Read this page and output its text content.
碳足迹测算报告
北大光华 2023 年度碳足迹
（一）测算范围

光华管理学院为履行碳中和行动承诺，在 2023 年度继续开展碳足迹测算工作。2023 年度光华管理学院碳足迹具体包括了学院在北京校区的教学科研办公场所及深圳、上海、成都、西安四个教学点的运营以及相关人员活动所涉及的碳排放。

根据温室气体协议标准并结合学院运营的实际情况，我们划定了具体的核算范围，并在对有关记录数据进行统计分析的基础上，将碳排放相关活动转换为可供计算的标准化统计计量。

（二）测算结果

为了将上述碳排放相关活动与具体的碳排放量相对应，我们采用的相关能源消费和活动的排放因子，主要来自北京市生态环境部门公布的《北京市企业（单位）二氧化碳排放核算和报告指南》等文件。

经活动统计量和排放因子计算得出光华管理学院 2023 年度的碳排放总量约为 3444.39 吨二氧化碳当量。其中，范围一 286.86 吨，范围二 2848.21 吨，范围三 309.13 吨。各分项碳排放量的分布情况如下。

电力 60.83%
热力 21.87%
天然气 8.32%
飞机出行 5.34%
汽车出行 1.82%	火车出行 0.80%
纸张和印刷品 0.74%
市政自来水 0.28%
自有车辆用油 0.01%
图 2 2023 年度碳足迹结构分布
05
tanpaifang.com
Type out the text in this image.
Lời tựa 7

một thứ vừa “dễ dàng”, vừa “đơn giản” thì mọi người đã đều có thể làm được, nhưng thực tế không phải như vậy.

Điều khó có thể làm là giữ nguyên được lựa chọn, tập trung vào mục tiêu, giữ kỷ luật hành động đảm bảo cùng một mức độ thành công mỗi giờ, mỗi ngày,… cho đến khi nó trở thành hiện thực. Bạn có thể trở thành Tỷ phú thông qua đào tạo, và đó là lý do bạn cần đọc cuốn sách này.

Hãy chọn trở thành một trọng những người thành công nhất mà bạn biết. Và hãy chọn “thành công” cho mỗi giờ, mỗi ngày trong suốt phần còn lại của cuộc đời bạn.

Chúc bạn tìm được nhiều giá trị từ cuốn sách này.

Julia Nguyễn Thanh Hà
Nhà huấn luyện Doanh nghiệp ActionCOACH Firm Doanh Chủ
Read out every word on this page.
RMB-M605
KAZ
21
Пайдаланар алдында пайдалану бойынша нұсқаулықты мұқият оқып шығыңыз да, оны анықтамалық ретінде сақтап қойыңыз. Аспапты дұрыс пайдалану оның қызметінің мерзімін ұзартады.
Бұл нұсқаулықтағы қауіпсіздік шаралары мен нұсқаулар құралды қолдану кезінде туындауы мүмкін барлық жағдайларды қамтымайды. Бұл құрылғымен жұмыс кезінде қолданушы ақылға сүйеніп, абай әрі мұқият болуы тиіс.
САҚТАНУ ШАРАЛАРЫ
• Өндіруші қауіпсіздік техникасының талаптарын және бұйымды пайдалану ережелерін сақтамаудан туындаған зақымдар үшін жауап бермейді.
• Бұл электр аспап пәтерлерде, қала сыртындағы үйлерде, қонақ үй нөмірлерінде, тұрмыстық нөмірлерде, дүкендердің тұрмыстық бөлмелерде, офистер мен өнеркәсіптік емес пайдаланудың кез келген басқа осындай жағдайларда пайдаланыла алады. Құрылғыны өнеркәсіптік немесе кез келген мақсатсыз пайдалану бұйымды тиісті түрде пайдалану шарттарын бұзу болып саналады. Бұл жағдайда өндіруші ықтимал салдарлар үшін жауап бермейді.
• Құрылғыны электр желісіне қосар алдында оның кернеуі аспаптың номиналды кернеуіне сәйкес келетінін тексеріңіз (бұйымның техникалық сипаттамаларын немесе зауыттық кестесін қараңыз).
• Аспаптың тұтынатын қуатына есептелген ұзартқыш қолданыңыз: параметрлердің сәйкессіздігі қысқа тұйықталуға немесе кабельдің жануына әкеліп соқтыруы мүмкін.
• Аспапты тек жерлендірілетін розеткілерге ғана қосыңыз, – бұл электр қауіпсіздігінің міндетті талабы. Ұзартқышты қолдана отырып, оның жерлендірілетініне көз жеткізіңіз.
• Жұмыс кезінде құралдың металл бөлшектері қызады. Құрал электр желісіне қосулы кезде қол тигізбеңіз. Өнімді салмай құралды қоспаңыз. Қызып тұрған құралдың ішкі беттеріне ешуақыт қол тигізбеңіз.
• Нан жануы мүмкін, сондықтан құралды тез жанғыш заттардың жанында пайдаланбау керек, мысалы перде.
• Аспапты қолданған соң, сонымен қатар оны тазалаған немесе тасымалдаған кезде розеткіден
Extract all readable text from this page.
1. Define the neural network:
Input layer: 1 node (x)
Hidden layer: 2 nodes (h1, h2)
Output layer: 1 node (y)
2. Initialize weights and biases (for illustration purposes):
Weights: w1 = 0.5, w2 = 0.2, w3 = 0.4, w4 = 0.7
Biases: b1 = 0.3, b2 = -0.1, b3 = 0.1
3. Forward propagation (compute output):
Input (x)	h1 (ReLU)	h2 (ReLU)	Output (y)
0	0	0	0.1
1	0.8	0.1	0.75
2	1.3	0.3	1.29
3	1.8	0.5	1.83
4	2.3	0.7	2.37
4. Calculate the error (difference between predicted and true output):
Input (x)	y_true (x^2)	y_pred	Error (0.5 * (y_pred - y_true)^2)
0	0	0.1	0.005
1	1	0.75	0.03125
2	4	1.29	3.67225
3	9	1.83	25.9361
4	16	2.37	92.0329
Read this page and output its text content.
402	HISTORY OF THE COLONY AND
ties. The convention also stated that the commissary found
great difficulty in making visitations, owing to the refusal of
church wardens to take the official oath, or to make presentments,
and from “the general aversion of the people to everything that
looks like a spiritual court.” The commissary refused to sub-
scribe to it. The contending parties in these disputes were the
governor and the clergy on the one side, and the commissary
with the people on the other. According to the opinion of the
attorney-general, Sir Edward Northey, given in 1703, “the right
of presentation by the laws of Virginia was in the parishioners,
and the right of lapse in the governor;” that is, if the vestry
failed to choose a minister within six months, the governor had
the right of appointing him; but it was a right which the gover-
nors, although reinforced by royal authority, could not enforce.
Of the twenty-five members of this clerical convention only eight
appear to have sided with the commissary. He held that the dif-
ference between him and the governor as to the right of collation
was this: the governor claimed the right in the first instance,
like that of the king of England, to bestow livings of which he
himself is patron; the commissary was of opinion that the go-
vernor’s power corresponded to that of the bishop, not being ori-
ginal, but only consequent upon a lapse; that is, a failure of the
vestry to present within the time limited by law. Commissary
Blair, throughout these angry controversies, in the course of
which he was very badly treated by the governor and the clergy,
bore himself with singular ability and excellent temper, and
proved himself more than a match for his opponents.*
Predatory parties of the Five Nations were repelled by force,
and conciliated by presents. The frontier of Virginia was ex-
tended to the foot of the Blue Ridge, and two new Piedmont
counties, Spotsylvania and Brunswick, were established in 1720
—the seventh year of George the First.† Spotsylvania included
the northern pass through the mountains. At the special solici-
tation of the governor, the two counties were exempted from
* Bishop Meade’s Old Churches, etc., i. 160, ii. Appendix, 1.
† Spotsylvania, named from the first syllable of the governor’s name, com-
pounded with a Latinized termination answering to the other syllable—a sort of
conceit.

§ §

What you should do: From the material above, copy each line that includes the word "lapse".

Task solution:
and the right of lapse in the governor;” that is, if the vestry
ginal, but only consequent upon a lapse; that is, a failure of the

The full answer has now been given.